- **DATA LINES**
────────────────

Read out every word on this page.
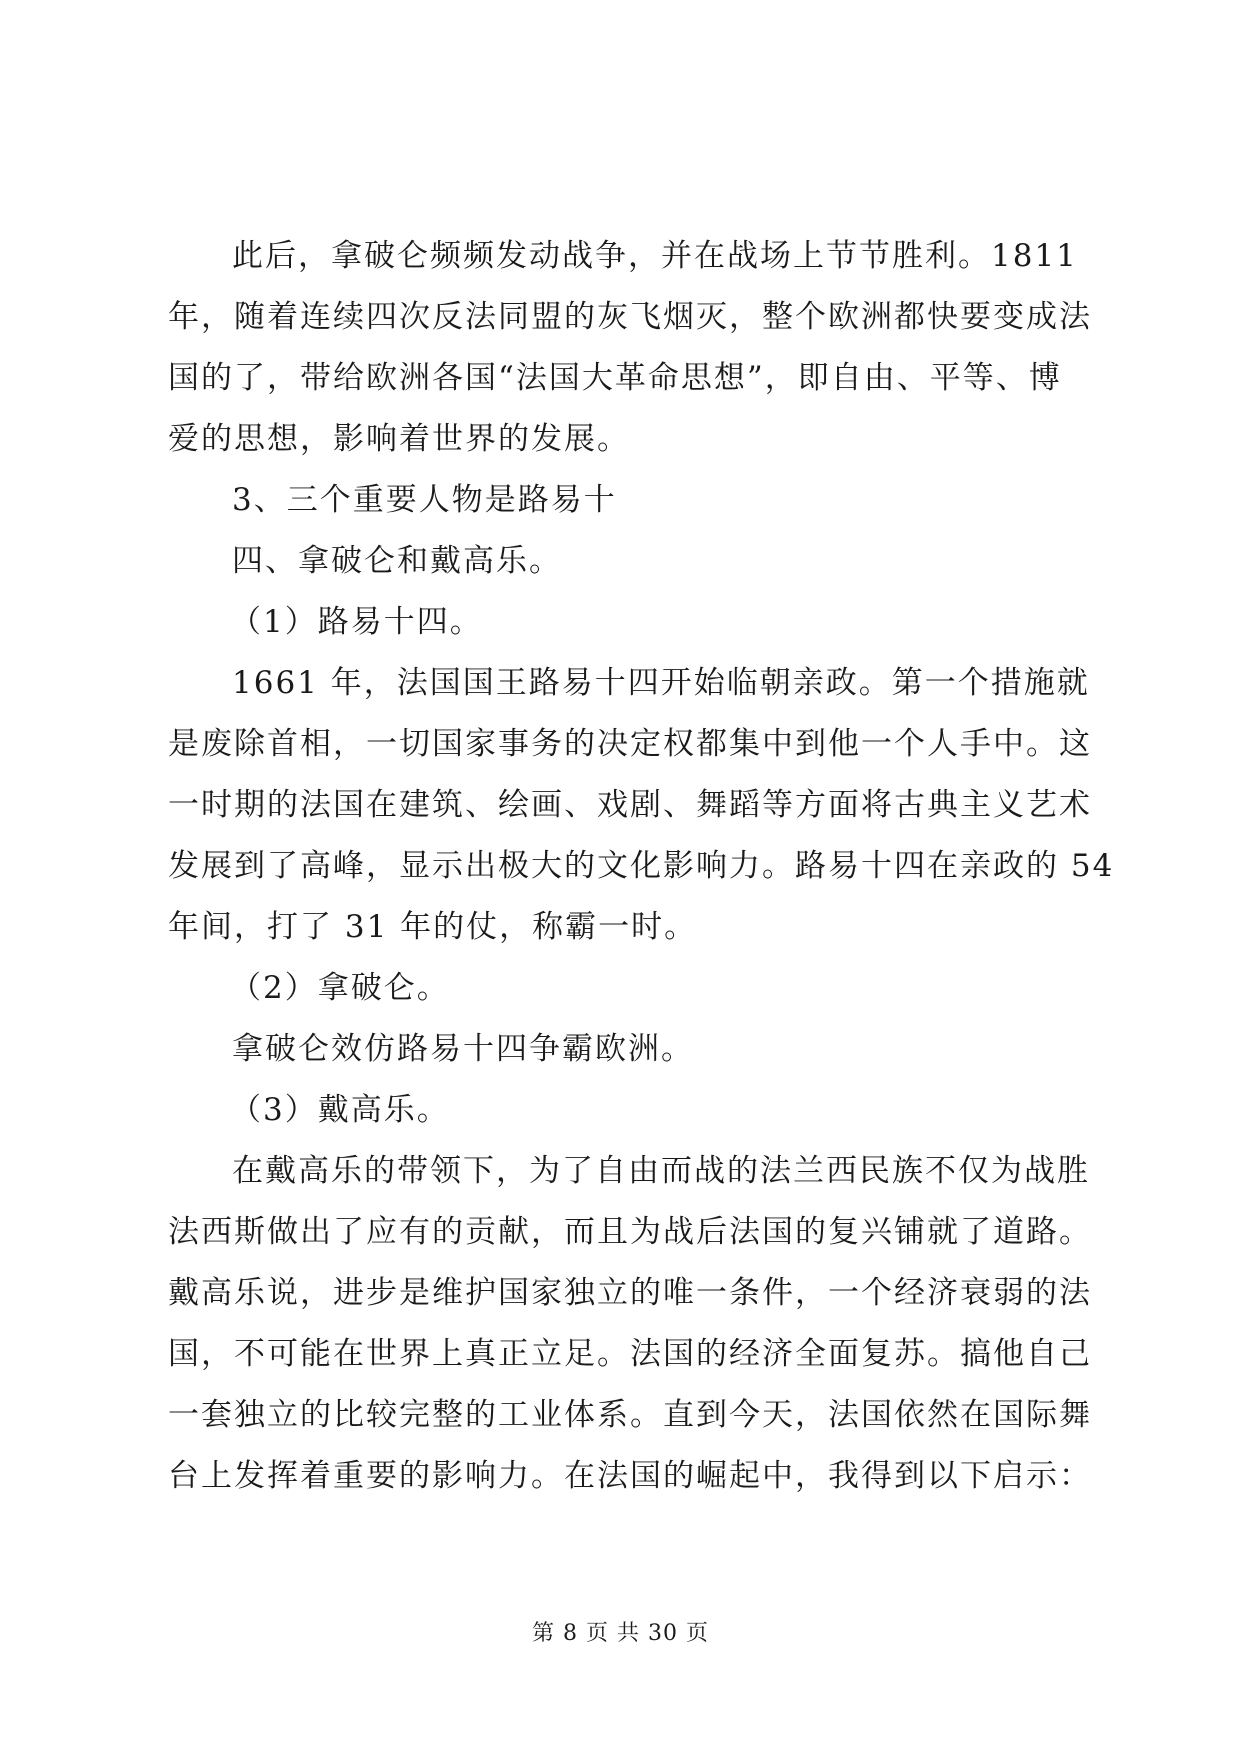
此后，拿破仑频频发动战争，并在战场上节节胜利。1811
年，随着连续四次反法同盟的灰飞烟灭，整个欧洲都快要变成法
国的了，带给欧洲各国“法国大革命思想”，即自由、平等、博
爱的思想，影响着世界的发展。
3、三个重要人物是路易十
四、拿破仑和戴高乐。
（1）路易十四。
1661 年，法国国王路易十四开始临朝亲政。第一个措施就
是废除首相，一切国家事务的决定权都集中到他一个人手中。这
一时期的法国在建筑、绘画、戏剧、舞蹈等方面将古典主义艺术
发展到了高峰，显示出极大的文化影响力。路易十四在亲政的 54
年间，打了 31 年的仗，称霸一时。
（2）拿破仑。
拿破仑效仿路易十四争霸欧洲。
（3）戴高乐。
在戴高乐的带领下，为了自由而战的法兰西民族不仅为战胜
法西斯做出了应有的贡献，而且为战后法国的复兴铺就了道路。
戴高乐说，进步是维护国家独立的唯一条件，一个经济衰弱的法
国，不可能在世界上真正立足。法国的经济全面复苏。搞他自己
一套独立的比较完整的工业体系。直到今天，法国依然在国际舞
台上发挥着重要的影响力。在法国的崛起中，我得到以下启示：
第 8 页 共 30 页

────────────────

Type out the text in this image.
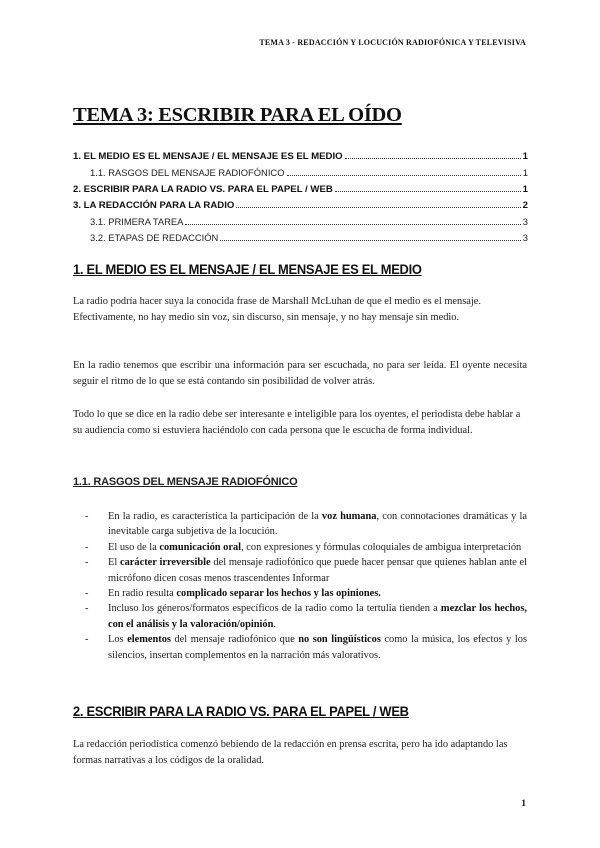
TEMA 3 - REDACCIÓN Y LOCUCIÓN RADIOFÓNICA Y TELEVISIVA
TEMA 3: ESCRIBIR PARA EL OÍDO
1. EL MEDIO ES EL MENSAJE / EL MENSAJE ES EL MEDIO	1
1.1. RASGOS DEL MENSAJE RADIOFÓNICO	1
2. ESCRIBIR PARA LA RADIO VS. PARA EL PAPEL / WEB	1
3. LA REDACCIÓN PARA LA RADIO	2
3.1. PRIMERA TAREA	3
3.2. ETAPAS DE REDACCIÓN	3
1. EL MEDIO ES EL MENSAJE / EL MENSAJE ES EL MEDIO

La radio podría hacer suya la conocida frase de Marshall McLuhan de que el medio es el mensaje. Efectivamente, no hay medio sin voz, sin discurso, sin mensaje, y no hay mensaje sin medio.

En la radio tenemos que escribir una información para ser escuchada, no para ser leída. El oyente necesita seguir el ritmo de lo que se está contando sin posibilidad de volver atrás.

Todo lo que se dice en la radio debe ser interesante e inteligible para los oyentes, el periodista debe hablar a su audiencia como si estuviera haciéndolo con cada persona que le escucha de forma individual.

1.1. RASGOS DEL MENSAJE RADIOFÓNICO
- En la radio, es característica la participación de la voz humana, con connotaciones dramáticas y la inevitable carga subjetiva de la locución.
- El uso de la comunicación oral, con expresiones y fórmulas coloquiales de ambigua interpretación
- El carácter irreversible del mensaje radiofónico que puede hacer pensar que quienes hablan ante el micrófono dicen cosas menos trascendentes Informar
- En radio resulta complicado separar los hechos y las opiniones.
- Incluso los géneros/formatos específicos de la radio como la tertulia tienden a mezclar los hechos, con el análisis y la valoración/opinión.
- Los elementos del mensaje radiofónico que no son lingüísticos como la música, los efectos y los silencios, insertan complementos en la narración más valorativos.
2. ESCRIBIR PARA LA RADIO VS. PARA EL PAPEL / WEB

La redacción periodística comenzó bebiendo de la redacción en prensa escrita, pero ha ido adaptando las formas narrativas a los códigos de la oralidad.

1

────────────────

- **TASK DETAILS**
Go through the listing above and list every line that has the word "this".

- **CORRECT RESPONSE**
Read out every word on this page.
Type out the text in this image.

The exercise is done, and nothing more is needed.